Stored data entries
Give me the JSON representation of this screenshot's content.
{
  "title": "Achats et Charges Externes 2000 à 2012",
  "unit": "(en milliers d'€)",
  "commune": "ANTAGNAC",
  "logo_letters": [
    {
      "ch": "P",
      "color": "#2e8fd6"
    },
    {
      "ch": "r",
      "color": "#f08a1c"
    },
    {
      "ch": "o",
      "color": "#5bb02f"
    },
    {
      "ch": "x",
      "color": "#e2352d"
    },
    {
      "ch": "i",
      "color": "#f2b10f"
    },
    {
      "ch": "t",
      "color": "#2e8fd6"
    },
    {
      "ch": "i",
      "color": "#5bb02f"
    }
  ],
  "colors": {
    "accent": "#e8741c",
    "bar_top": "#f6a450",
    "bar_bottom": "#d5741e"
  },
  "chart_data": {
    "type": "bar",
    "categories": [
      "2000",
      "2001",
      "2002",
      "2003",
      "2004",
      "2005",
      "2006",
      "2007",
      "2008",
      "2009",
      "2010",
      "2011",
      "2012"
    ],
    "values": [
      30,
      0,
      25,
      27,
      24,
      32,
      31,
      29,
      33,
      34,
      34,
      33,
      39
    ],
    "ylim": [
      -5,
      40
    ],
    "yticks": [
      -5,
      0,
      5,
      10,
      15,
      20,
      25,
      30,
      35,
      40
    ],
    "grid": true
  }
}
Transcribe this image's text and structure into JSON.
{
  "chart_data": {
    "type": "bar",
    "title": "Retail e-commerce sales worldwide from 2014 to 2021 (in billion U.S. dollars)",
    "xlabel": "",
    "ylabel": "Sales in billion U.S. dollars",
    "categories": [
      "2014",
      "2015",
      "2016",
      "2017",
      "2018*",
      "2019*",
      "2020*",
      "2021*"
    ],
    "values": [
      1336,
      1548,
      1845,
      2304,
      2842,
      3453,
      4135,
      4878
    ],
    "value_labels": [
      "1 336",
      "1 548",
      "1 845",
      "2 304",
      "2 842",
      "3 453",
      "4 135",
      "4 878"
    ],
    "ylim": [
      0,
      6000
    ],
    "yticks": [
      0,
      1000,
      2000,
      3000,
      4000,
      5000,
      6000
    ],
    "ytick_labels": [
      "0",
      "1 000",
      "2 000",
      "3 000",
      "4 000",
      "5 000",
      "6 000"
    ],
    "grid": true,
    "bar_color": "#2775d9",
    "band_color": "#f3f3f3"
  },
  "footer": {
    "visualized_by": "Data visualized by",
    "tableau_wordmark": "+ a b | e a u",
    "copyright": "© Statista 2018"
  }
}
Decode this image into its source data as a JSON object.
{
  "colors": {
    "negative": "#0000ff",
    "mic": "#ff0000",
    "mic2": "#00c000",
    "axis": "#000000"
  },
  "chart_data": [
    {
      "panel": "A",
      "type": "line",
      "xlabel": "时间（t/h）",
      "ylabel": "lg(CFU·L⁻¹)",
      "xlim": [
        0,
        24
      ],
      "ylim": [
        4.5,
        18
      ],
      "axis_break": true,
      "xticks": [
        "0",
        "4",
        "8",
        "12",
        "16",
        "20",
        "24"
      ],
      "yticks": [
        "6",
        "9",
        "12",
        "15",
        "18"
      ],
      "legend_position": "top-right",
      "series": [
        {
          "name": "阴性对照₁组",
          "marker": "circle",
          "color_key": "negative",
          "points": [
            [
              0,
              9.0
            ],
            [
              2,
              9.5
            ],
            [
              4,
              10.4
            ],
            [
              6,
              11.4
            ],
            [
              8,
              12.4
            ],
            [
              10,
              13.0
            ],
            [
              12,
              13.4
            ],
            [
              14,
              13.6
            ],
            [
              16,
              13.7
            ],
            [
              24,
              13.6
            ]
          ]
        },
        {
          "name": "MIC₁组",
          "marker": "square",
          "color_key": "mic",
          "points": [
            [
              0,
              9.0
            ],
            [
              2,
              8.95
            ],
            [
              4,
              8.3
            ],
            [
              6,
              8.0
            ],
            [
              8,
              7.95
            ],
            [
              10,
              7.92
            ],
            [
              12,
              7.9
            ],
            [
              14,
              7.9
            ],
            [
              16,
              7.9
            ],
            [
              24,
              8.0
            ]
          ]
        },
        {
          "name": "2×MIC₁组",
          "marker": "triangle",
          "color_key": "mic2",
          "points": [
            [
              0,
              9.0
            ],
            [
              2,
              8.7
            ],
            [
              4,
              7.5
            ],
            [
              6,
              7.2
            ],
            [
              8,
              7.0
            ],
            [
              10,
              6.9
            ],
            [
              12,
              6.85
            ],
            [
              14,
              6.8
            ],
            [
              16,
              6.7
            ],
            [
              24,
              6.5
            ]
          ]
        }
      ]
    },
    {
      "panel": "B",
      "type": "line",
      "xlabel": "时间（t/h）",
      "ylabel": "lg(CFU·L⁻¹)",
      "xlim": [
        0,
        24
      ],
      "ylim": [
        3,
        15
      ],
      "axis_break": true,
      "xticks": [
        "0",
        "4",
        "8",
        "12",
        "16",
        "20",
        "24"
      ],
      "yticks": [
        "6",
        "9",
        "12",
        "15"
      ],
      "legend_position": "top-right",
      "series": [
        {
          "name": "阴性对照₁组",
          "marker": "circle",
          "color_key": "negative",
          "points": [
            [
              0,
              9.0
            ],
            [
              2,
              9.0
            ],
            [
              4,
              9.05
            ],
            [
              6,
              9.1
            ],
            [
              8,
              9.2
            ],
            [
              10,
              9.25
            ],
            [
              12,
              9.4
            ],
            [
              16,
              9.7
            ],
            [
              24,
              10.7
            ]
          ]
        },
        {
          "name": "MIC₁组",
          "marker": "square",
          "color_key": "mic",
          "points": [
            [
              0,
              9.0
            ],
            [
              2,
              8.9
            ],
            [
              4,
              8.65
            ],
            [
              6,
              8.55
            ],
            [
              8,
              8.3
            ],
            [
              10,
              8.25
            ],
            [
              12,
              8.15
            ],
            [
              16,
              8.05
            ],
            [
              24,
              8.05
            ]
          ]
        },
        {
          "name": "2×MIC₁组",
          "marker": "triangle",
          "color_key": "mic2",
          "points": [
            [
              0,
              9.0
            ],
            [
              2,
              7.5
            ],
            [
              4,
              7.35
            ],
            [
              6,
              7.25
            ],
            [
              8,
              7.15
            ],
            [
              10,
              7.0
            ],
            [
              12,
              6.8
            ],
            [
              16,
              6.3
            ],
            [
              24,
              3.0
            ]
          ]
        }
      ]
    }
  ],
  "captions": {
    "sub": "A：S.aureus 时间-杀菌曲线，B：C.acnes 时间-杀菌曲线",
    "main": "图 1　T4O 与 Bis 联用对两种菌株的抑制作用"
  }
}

## EXERCISE INSTRUCTIONS
Please restate the whole listing word for word.

## THE COMPLETED TASK
Give me the JSON representation of this screenshot's content.
{
  "title": "Achats et Charges Externes 2000 à 2012",
  "unit": "(en milliers d'€)",
  "commune": "ANTAGNAC",
  "logo_letters": [
    {
      "ch": "P",
      "color": "#2e8fd6"
    },
    {
      "ch": "r",
      "color": "#f08a1c"
    },
    {
      "ch": "o",
      "color": "#5bb02f"
    },
    {
      "ch": "x",
      "color": "#e2352d"
    },
    {
      "ch": "i",
      "color": "#f2b10f"
    },
    {
      "ch": "t",
      "color": "#2e8fd6"
    },
    {
      "ch": "i",
      "color": "#5bb02f"
    }
  ],
  "colors": {
    "accent": "#e8741c",
    "bar_top": "#f6a450",
    "bar_bottom": "#d5741e"
  },
  "chart_data": {
    "type": "bar",
    "categories": [
      "2000",
      "2001",
      "2002",
      "2003",
      "2004",
      "2005",
      "2006",
      "2007",
      "2008",
      "2009",
      "2010",
      "2011",
      "2012"
    ],
    "values": [
      30,
      0,
      25,
      27,
      24,
      32,
      31,
      29,
      33,
      34,
      34,
      33,
      39
    ],
    "ylim": [
      -5,
      40
    ],
    "yticks": [
      -5,
      0,
      5,
      10,
      15,
      20,
      25,
      30,
      35,
      40
    ],
    "grid": true
  }
}
Transcribe this image's text and structure into JSON.
{
  "chart_data": {
    "type": "bar",
    "title": "Retail e-commerce sales worldwide from 2014 to 2021 (in billion U.S. dollars)",
    "xlabel": "",
    "ylabel": "Sales in billion U.S. dollars",
    "categories": [
      "2014",
      "2015",
      "2016",
      "2017",
      "2018*",
      "2019*",
      "2020*",
      "2021*"
    ],
    "values": [
      1336,
      1548,
      1845,
      2304,
      2842,
      3453,
      4135,
      4878
    ],
    "value_labels": [
      "1 336",
      "1 548",
      "1 845",
      "2 304",
      "2 842",
      "3 453",
      "4 135",
      "4 878"
    ],
    "ylim": [
      0,
      6000
    ],
    "yticks": [
      0,
      1000,
      2000,
      3000,
      4000,
      5000,
      6000
    ],
    "ytick_labels": [
      "0",
      "1 000",
      "2 000",
      "3 000",
      "4 000",
      "5 000",
      "6 000"
    ],
    "grid": true,
    "bar_color": "#2775d9",
    "band_color": "#f3f3f3"
  },
  "footer": {
    "visualized_by": "Data visualized by",
    "tableau_wordmark": "+ a b | e a u",
    "copyright": "© Statista 2018"
  }
}
Decode this image into its source data as a JSON object.
{
  "colors": {
    "negative": "#0000ff",
    "mic": "#ff0000",
    "mic2": "#00c000",
    "axis": "#000000"
  },
  "chart_data": [
    {
      "panel": "A",
      "type": "line",
      "xlabel": "时间（t/h）",
      "ylabel": "lg(CFU·L⁻¹)",
      "xlim": [
        0,
        24
      ],
      "ylim": [
        4.5,
        18
      ],
      "axis_break": true,
      "xticks": [
        "0",
        "4",
        "8",
        "12",
        "16",
        "20",
        "24"
      ],
      "yticks": [
        "6",
        "9",
        "12",
        "15",
        "18"
      ],
      "legend_position": "top-right",
      "series": [
        {
          "name": "阴性对照₁组",
          "marker": "circle",
          "color_key": "negative",
          "points": [
            [
              0,
              9.0
            ],
            [
              2,
              9.5
            ],
            [
              4,
              10.4
            ],
            [
              6,
              11.4
            ],
            [
              8,
              12.4
            ],
            [
              10,
              13.0
            ],
            [
              12,
              13.4
            ],
            [
              14,
              13.6
            ],
            [
              16,
              13.7
            ],
            [
              24,
              13.6
            ]
          ]
        },
        {
          "name": "MIC₁组",
          "marker": "square",
          "color_key": "mic",
          "points": [
            [
              0,
              9.0
            ],
            [
              2,
              8.95
            ],
            [
              4,
              8.3
            ],
            [
              6,
              8.0
            ],
            [
              8,
              7.95
            ],
            [
              10,
              7.92
            ],
            [
              12,
              7.9
            ],
            [
              14,
              7.9
            ],
            [
              16,
              7.9
            ],
            [
              24,
              8.0
            ]
          ]
        },
        {
          "name": "2×MIC₁组",
          "marker": "triangle",
          "color_key": "mic2",
          "points": [
            [
              0,
              9.0
            ],
            [
              2,
              8.7
            ],
            [
              4,
              7.5
            ],
            [
              6,
              7.2
            ],
            [
              8,
              7.0
            ],
            [
              10,
              6.9
            ],
            [
              12,
              6.85
            ],
            [
              14,
              6.8
            ],
            [
              16,
              6.7
            ],
            [
              24,
              6.5
            ]
          ]
        }
      ]
    },
    {
      "panel": "B",
      "type": "line",
      "xlabel": "时间（t/h）",
      "ylabel": "lg(CFU·L⁻¹)",
      "xlim": [
        0,
        24
      ],
      "ylim": [
        3,
        15
      ],
      "axis_break": true,
      "xticks": [
        "0",
        "4",
        "8",
        "12",
        "16",
        "20",
        "24"
      ],
      "yticks": [
        "6",
        "9",
        "12",
        "15"
      ],
      "legend_position": "top-right",
      "series": [
        {
          "name": "阴性对照₁组",
          "marker": "circle",
          "color_key": "negative",
          "points": [
            [
              0,
              9.0
            ],
            [
              2,
              9.0
            ],
            [
              4,
              9.05
            ],
            [
              6,
              9.1
            ],
            [
              8,
              9.2
            ],
            [
              10,
              9.25
            ],
            [
              12,
              9.4
            ],
            [
              16,
              9.7
            ],
            [
              24,
              10.7
            ]
          ]
        },
        {
          "name": "MIC₁组",
          "marker": "square",
          "color_key": "mic",
          "points": [
            [
              0,
              9.0
            ],
            [
              2,
              8.9
            ],
            [
              4,
              8.65
            ],
            [
              6,
              8.55
            ],
            [
              8,
              8.3
            ],
            [
              10,
              8.25
            ],
            [
              12,
              8.15
            ],
            [
              16,
              8.05
            ],
            [
              24,
              8.05
            ]
          ]
        },
        {
          "name": "2×MIC₁组",
          "marker": "triangle",
          "color_key": "mic2",
          "points": [
            [
              0,
              9.0
            ],
            [
              2,
              7.5
            ],
            [
              4,
              7.35
            ],
            [
              6,
              7.25
            ],
            [
              8,
              7.15
            ],
            [
              10,
              7.0
            ],
            [
              12,
              6.8
            ],
            [
              16,
              6.3
            ],
            [
              24,
              3.0
            ]
          ]
        }
      ]
    }
  ],
  "captions": {
    "sub": "A：S.aureus 时间-杀菌曲线，B：C.acnes 时间-杀菌曲线",
    "main": "图 1　T4O 与 Bis 联用对两种菌株的抑制作用"
  }
}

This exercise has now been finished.